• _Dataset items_
- - - - -

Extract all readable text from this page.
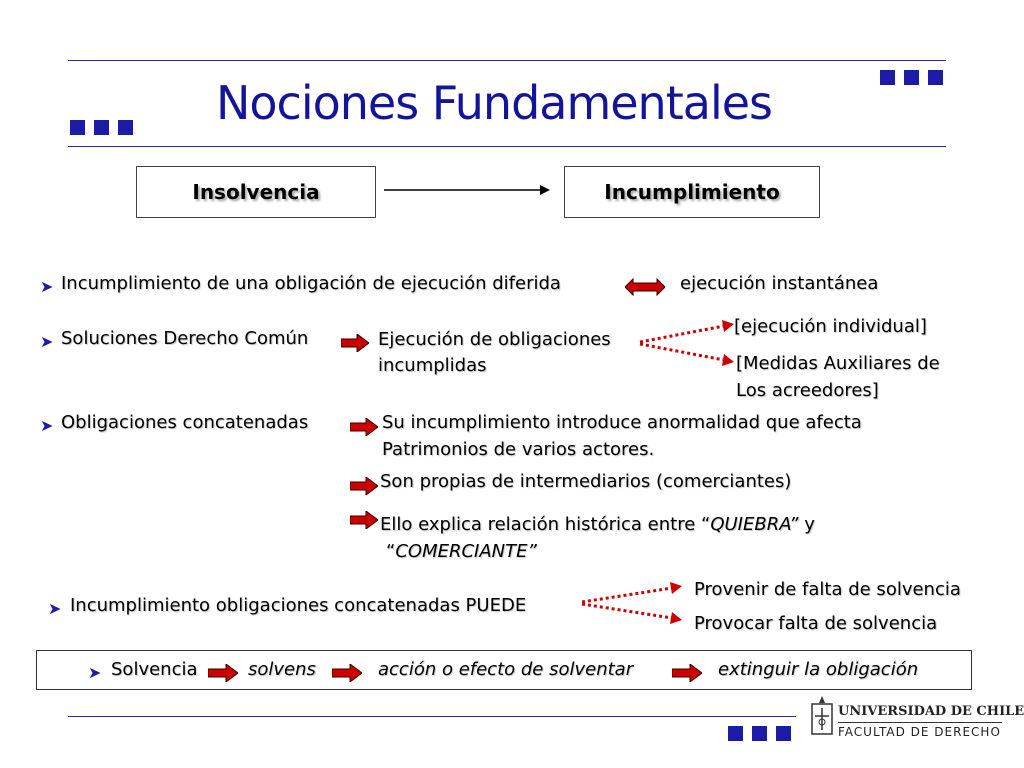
Nociones Fundamentales
Insolvencia	Incumplimiento
➤ Incumplimiento de una obligación de ejecución diferida	ejecución instantánea
➤ Soluciones Derecho Común	Ejecución de obligaciones
incumplidas
[ejecución individual]
[Medidas Auxiliares de
Los acreedores]
➤ Obligaciones concatenadas	Su incumplimiento introduce anormalidad que afecta
Patrimonios de varios actores.
Son propias de intermediarios (comerciantes)
Ello explica relación histórica entre “QUIEBRA” y
“COMERCIANTE”
➤ Incumplimiento obligaciones concatenadas PUEDE
Provenir de falta de solvencia
Provocar falta de solvencia
➤ Solvencia	solvens	acción o efecto de solventar	extinguir la obligación
UNIVERSIDAD DE CHILE
FACULTAD DE DERECHO
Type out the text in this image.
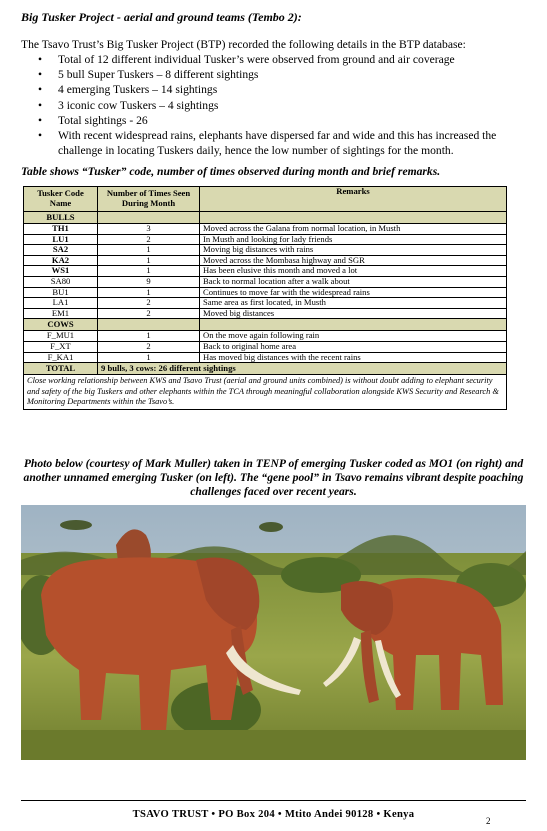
Big Tusker Project - aerial and ground teams (Tembo 2):
The Tsavo Trust’s Big Tusker Project (BTP) recorded the following details in the BTP database:
• Total of 12 different individual Tusker’s were observed from ground and air coverage
• 5 bull Super Tuskers – 8 different sightings
• 4 emerging Tuskers – 14 sightings
• 3 iconic cow Tuskers – 4 sightings
• Total sightings - 26
• With recent widespread rains, elephants have dispersed far and wide and this has increased the challenge in locating Tuskers daily, hence the low number of sightings for the month.
Table shows “Tusker” code, number of times observed during month and brief remarks.
Tusker Code Name	Number of Times Seen During Month	Remarks
BULLS		
TH1	3	Moved across the Galana from normal location, in Musth
LU1	2	In Musth and looking for lady friends
SA2	1	Moving big distances with rains
KA2	1	Moved across the Mombasa highway and SGR
WS1	1	Has been elusive this month and moved a lot
SA80	9	Back to normal location after a walk about
BU1	1	Continues to move far with the widespread rains
LA1	2	Same area as first located, in Musth
EM1	2	Moved big distances
COWS		
F_MU1	1	On the move again following rain
F_XT	2	Back to original home area
F_KA1	1	Has moved big distances with the recent rains
TOTAL	9 bulls, 3 cows: 26 different sightings	
Close working relationship between KWS and Tsavo Trust (aerial and ground units combined) is without doubt adding to elephant security and safety of the big Tuskers and other elephants within the TCA through meaningful collaboration alongside KWS Security and Research & Monitoring Departments within the Tsavo’s.		
Photo below (courtesy of Mark Muller) taken in TENP of emerging Tusker coded as MO1 (on right) and another unnamed emerging Tusker (on left). The “gene pool” in Tsavo remains vibrant despite poaching challenges faced over recent years.
TSAVO TRUST • PO Box 204 • Mtito Andei 90128 • Kenya
2
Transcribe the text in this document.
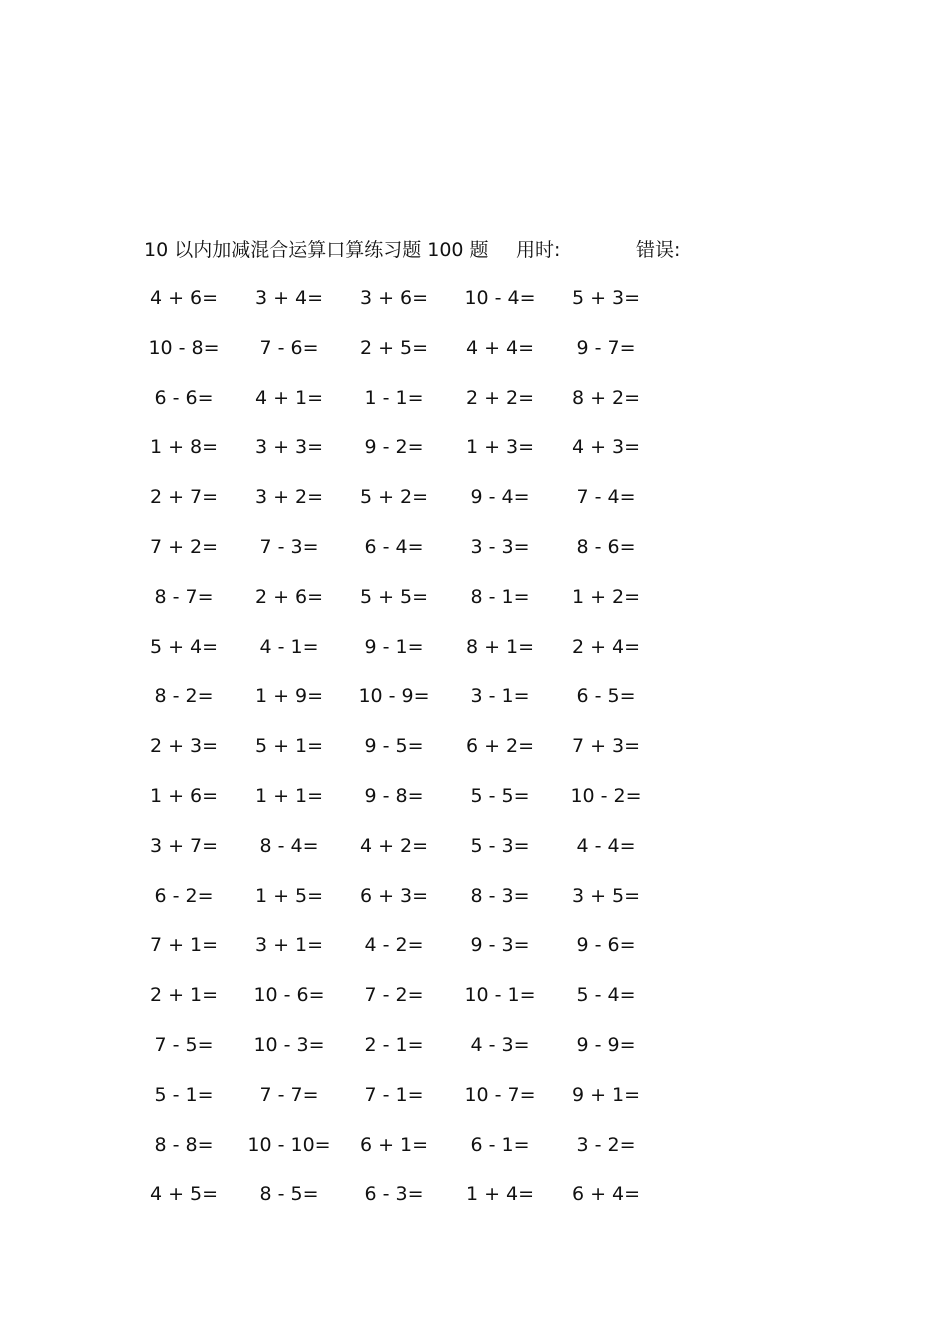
10 以内加减混合运算口算练习题 100 题 用时:	错误:
4 + 6=	3 + 4=	3 + 6=	10 - 4=	5 + 3=
10 - 8=	7 - 6=	2 + 5=	4 + 4=	9 - 7=
6 - 6=	4 + 1=	1 - 1=	2 + 2=	8 + 2=
1 + 8=	3 + 3=	9 - 2=	1 + 3=	4 + 3=
2 + 7=	3 + 2=	5 + 2=	9 - 4=	7 - 4=
7 + 2=	7 - 3=	6 - 4=	3 - 3=	8 - 6=
8 - 7=	2 + 6=	5 + 5=	8 - 1=	1 + 2=
5 + 4=	4 - 1=	9 - 1=	8 + 1=	2 + 4=
8 - 2=	1 + 9=	10 - 9=	3 - 1=	6 - 5=
2 + 3=	5 + 1=	9 - 5=	6 + 2=	7 + 3=
1 + 6=	1 + 1=	9 - 8=	5 - 5=	10 - 2=
3 + 7=	8 - 4=	4 + 2=	5 - 3=	4 - 4=
6 - 2=	1 + 5=	6 + 3=	8 - 3=	3 + 5=
7 + 1=	3 + 1=	4 - 2=	9 - 3=	9 - 6=
2 + 1=	10 - 6=	7 - 2=	10 - 1=	5 - 4=
7 - 5=	10 - 3=	2 - 1=	4 - 3=	9 - 9=
5 - 1=	7 - 7=	7 - 1=	10 - 7=	9 + 1=
8 - 8=	10 - 10=	6 + 1=	6 - 1=	3 - 2=
4 + 5=	8 - 5=	6 - 3=	1 + 4=	6 + 4=
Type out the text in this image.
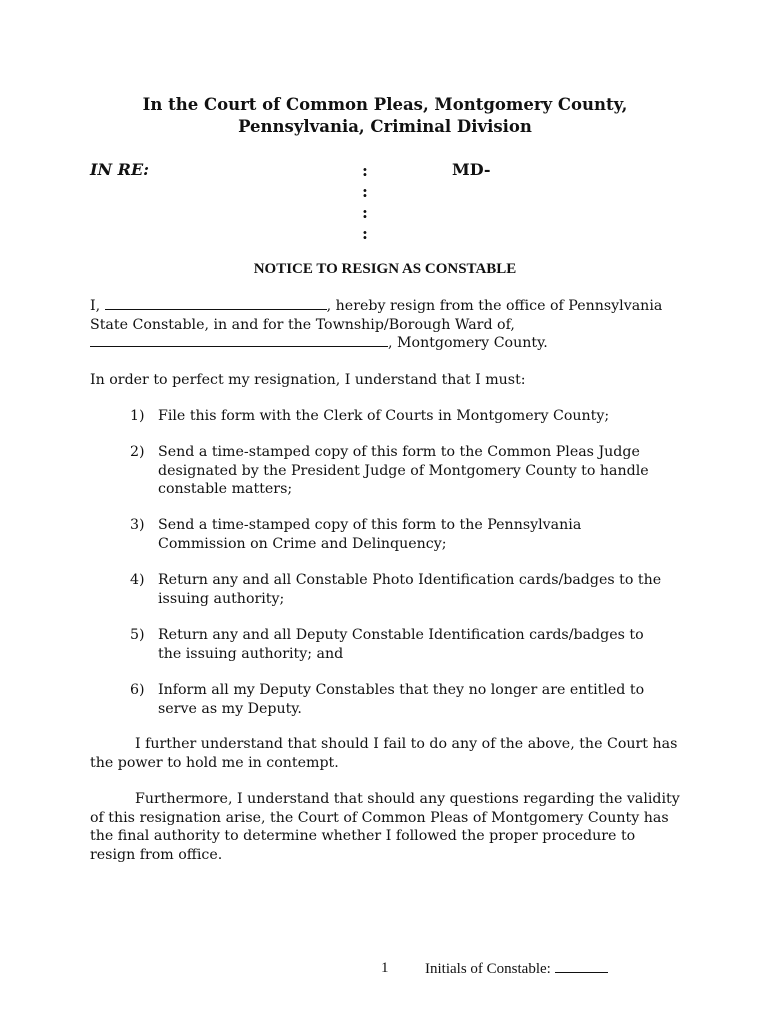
In the Court of Common Pleas, Montgomery County,
Pennsylvania, Criminal Division
IN RE:	:
:
:
:
MD-
NOTICE TO RESIGN AS CONSTABLE
I,	, hereby resign from the office of Pennsylvania
State Constable, in and for the Township/Borough Ward of,
, Montgomery County.
In order to perfect my resignation, I understand that I must:
1) File this form with the Clerk of Courts in Montgomery County;
2) Send a time-stamped copy of this form to the Common Pleas Judge designated by the President Judge of Montgomery County to handle constable matters;
3) Send a time-stamped copy of this form to the Pennsylvania Commission on Crime and Delinquency;
4) Return any and all Constable Photo Identification cards/badges to the issuing authority;
5) Return any and all Deputy Constable Identification cards/badges to the issuing authority; and
6) Inform all my Deputy Constables that they no longer are entitled to serve as my Deputy.
I further understand that should I fail to do any of the above, the Court has the power to hold me in contempt.
Furthermore, I understand that should any questions regarding the validity of this resignation arise, the Court of Common Pleas of Montgomery County has the final authority to determine whether I followed the proper procedure to resign from office.
1 Initials of Constable:
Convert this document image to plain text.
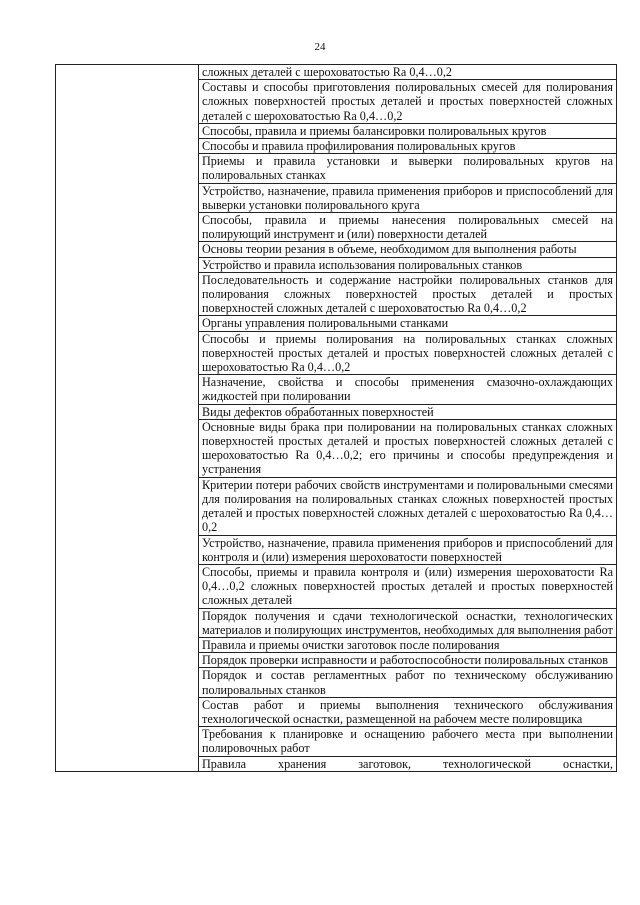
24
	сложных деталей с шероховатостью Ra 0,4…0,2
	Составы и способы приготовления полировальных смесей для полирования сложных поверхностей простых деталей и простых поверхностей сложных деталей с шероховатостью Ra 0,4…0,2
	Способы, правила и приемы балансировки полировальных кругов
	Способы и правила профилирования полировальных кругов
	Приемы и правила установки и выверки полировальных кругов на полировальных станках
	Устройство, назначение, правила применения приборов и приспособлений для выверки установки полировального круга
	Способы, правила и приемы нанесения полировальных смесей на полирующий инструмент и (или) поверхности деталей
	Основы теории резания в объеме, необходимом для выполнения работы
	Устройство и правила использования полировальных станков
	Последовательность и содержание настройки полировальных станков для полирования сложных поверхностей простых деталей и простых поверхностей сложных деталей с шероховатостью Ra 0,4…0,2
	Органы управления полировальными станками
	Способы и приемы полирования на полировальных станках сложных поверхностей простых деталей и простых поверхностей сложных деталей с шероховатостью Ra 0,4…0,2
	Назначение, свойства и способы применения смазочно-охлаждающих жидкостей при полировании
	Виды дефектов обработанных поверхностей
	Основные виды брака при полировании на полировальных станках сложных поверхностей простых деталей и простых поверхностей сложных деталей с шероховатостью Ra 0,4…0,2; его причины и способы предупреждения и устранения
	Критерии потери рабочих свойств инструментами и полировальными смесями для полирования на полировальных станках сложных поверхностей простых деталей и простых поверхностей сложных деталей с шероховатостью Ra 0,4…0,2
	Устройство, назначение, правила применения приборов и приспособлений для контроля и (или) измерения шероховатости поверхностей
	Способы, приемы и правила контроля и (или) измерения шероховатости Ra 0,4…0,2 сложных поверхностей простых деталей и простых поверхностей сложных деталей
	Порядок получения и сдачи технологической оснастки, технологических материалов и полирующих инструментов, необходимых для выполнения работ
	Правила и приемы очистки заготовок после полирования
	Порядок проверки исправности и работоспособности полировальных станков
	Порядок и состав регламентных работ по техническому обслуживанию полировальных станков
	Состав работ и приемы выполнения технического обслуживания технологической оснастки, размещенной на рабочем месте полировщика
	Требования к планировке и оснащению рабочего места при выполнении полировочных работ
	Правила хранения заготовок, технологической оснастки,
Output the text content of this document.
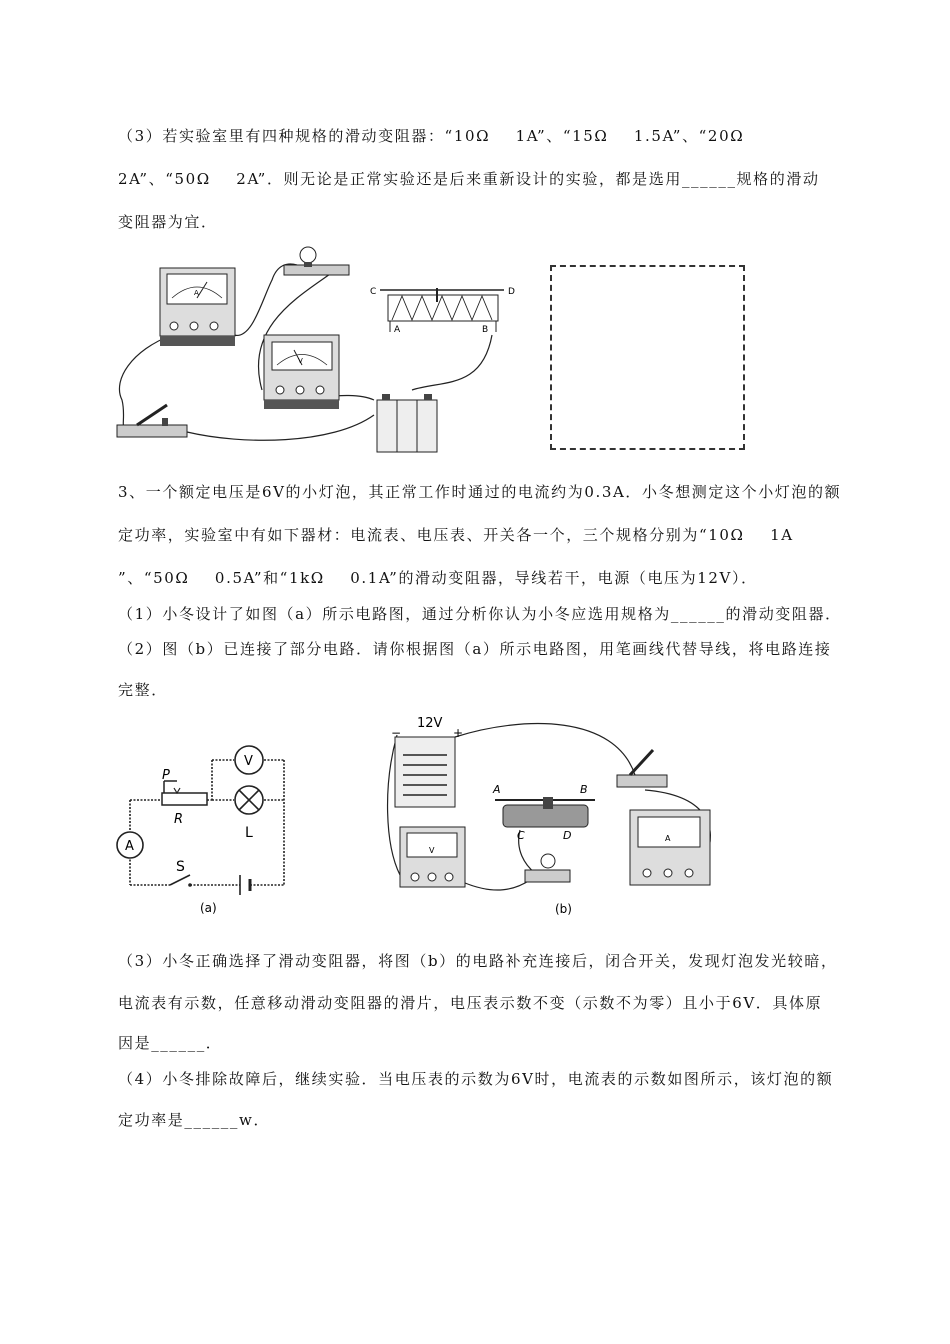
（3）若实验室里有四种规格的滑动变阻器：“10Ω    1A”、“15Ω    1.5A”、“20Ω
2A”、“50Ω    2A”．则无论是正常实验还是后来重新设计的实验，都是选用______规格的滑动
变阻器为宜．
A
V
C	D
A	B
3、一个额定电压是6V的小灯泡，其正常工作时通过的电流约为0.3A．小冬想测定这个小灯泡的额
定功率，实验室中有如下器材：电流表、电压表、开关各一个，三个规格分别为“10Ω    1A
”、“50Ω    0.5A”和“1kΩ    0.1A”的滑动变阻器，导线若干，电源（电压为12V）．
（1）小冬设计了如图（a）所示电路图，通过分析你认为小冬应选用规格为______的滑动变阻器．
（2）图（b）已连接了部分电路．请你根据图（a）所示电路图，用笔画线代替导线，将电路连接
完整．
P
R
V
L
A
S
(a)
12V
−	+
A	B
C	D
V
A
(b)
（3）小冬正确选择了滑动变阻器，将图（b）的电路补充连接后，闭合开关，发现灯泡发光较暗，
电流表有示数，任意移动滑动变阻器的滑片，电压表示数不变（示数不为零）且小于6V．具体原
因是______．
（4）小冬排除故障后，继续实验．当电压表的示数为6V时，电流表的示数如图所示，该灯泡的额
定功率是______w．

- - - - -

• _What is asked_
Where the line containing "Output the text content of this document." appears above, start there and set down each line exactly through the last line of the data; leave out every picture.

• _Exercise response_
Output the text content of this document.
（3）若实验室里有四种规格的滑动变阻器：“10Ω    1A”、“15Ω    1.5A”、“20Ω
2A”、“50Ω    2A”．则无论是正常实验还是后来重新设计的实验，都是选用______规格的滑动
变阻器为宜．
A
V
C	D
A	B
3、一个额定电压是6V的小灯泡，其正常工作时通过的电流约为0.3A．小冬想测定这个小灯泡的额
定功率，实验室中有如下器材：电流表、电压表、开关各一个，三个规格分别为“10Ω    1A
”、“50Ω    0.5A”和“1kΩ    0.1A”的滑动变阻器，导线若干，电源（电压为12V）．
（1）小冬设计了如图（a）所示电路图，通过分析你认为小冬应选用规格为______的滑动变阻器．
（2）图（b）已连接了部分电路．请你根据图（a）所示电路图，用笔画线代替导线，将电路连接
完整．
P
R
V
L
A
S
(a)
12V
−	+
A	B
C	D
V
A
(b)
（3）小冬正确选择了滑动变阻器，将图（b）的电路补充连接后，闭合开关，发现灯泡发光较暗，
电流表有示数，任意移动滑动变阻器的滑片，电压表示数不变（示数不为零）且小于6V．具体原
因是______．
（4）小冬排除故障后，继续实验．当电压表的示数为6V时，电流表的示数如图所示，该灯泡的额
定功率是______w．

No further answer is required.